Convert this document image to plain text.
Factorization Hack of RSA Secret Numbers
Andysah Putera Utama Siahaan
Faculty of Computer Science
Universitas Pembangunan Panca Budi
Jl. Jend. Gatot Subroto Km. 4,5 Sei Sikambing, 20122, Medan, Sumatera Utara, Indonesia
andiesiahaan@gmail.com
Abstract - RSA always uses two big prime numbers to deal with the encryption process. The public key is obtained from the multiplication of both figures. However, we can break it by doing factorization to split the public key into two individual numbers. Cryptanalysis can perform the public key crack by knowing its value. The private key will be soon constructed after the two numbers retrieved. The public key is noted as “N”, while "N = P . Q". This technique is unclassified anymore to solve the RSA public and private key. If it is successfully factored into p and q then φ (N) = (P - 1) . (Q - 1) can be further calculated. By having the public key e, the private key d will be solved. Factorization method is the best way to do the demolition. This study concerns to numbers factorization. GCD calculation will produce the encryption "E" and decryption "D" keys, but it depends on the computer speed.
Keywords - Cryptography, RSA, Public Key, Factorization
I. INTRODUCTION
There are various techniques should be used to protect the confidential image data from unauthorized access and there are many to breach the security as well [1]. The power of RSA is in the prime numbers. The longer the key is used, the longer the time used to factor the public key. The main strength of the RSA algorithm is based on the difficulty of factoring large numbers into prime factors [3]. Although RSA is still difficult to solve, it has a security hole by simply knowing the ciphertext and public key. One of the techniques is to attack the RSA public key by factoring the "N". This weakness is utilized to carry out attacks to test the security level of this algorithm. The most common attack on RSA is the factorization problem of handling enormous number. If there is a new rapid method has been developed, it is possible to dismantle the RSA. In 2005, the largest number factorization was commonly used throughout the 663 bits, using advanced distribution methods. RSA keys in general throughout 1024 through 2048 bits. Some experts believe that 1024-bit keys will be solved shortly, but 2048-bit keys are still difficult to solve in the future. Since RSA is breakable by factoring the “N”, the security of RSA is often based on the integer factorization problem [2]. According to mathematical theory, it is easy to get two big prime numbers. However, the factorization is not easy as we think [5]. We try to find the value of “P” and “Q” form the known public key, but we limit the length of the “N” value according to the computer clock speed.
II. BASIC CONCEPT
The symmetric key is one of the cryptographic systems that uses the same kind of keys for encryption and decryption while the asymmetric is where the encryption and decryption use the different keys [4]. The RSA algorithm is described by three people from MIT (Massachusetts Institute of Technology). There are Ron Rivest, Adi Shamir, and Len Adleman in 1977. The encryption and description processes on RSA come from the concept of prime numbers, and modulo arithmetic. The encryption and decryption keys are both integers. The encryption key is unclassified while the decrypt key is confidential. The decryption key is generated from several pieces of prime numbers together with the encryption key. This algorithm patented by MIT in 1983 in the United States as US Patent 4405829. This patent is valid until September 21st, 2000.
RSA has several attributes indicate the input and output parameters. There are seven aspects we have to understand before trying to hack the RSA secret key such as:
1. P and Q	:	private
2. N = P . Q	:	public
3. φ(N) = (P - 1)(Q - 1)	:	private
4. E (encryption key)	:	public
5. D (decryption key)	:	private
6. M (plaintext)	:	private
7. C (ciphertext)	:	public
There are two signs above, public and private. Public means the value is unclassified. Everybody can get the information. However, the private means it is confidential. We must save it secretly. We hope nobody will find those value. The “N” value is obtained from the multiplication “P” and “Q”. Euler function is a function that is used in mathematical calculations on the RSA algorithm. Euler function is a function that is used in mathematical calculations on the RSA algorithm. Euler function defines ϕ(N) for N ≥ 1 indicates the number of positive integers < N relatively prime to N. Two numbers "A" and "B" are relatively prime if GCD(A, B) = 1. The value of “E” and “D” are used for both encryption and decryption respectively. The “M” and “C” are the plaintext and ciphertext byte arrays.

────────────────────────────────────────

Without leaving anything out, quote all the data.

> **RESULT OF THE EXERCISE**:
Convert this document image to plain text.
Factorization Hack of RSA Secret Numbers
Andysah Putera Utama Siahaan
Faculty of Computer Science
Universitas Pembangunan Panca Budi
Jl. Jend. Gatot Subroto Km. 4,5 Sei Sikambing, 20122, Medan, Sumatera Utara, Indonesia
andiesiahaan@gmail.com
Abstract - RSA always uses two big prime numbers to deal with the encryption process. The public key is obtained from the multiplication of both figures. However, we can break it by doing factorization to split the public key into two individual numbers. Cryptanalysis can perform the public key crack by knowing its value. The private key will be soon constructed after the two numbers retrieved. The public key is noted as “N”, while "N = P . Q". This technique is unclassified anymore to solve the RSA public and private key. If it is successfully factored into p and q then φ (N) = (P - 1) . (Q - 1) can be further calculated. By having the public key e, the private key d will be solved. Factorization method is the best way to do the demolition. This study concerns to numbers factorization. GCD calculation will produce the encryption "E" and decryption "D" keys, but it depends on the computer speed.
Keywords - Cryptography, RSA, Public Key, Factorization
I. INTRODUCTION
There are various techniques should be used to protect the confidential image data from unauthorized access and there are many to breach the security as well [1]. The power of RSA is in the prime numbers. The longer the key is used, the longer the time used to factor the public key. The main strength of the RSA algorithm is based on the difficulty of factoring large numbers into prime factors [3]. Although RSA is still difficult to solve, it has a security hole by simply knowing the ciphertext and public key. One of the techniques is to attack the RSA public key by factoring the "N". This weakness is utilized to carry out attacks to test the security level of this algorithm. The most common attack on RSA is the factorization problem of handling enormous number. If there is a new rapid method has been developed, it is possible to dismantle the RSA. In 2005, the largest number factorization was commonly used throughout the 663 bits, using advanced distribution methods. RSA keys in general throughout 1024 through 2048 bits. Some experts believe that 1024-bit keys will be solved shortly, but 2048-bit keys are still difficult to solve in the future. Since RSA is breakable by factoring the “N”, the security of RSA is often based on the integer factorization problem [2]. According to mathematical theory, it is easy to get two big prime numbers. However, the factorization is not easy as we think [5]. We try to find the value of “P” and “Q” form the known public key, but we limit the length of the “N” value according to the computer clock speed.
II. BASIC CONCEPT
The symmetric key is one of the cryptographic systems that uses the same kind of keys for encryption and decryption while the asymmetric is where the encryption and decryption use the different keys [4]. The RSA algorithm is described by three people from MIT (Massachusetts Institute of Technology). There are Ron Rivest, Adi Shamir, and Len Adleman in 1977. The encryption and description processes on RSA come from the concept of prime numbers, and modulo arithmetic. The encryption and decryption keys are both integers. The encryption key is unclassified while the decrypt key is confidential. The decryption key is generated from several pieces of prime numbers together with the encryption key. This algorithm patented by MIT in 1983 in the United States as US Patent 4405829. This patent is valid until September 21st, 2000.
RSA has several attributes indicate the input and output parameters. There are seven aspects we have to understand before trying to hack the RSA secret key such as:
1. P and Q	:	private
2. N = P . Q	:	public
3. φ(N) = (P - 1)(Q - 1)	:	private
4. E (encryption key)	:	public
5. D (decryption key)	:	private
6. M (plaintext)	:	private
7. C (ciphertext)	:	public
There are two signs above, public and private. Public means the value is unclassified. Everybody can get the information. However, the private means it is confidential. We must save it secretly. We hope nobody will find those value. The “N” value is obtained from the multiplication “P” and “Q”. Euler function is a function that is used in mathematical calculations on the RSA algorithm. Euler function is a function that is used in mathematical calculations on the RSA algorithm. Euler function defines ϕ(N) for N ≥ 1 indicates the number of positive integers < N relatively prime to N. Two numbers "A" and "B" are relatively prime if GCD(A, B) = 1. The value of “E” and “D” are used for both encryption and decryption respectively. The “M” and “C” are the plaintext and ciphertext byte arrays.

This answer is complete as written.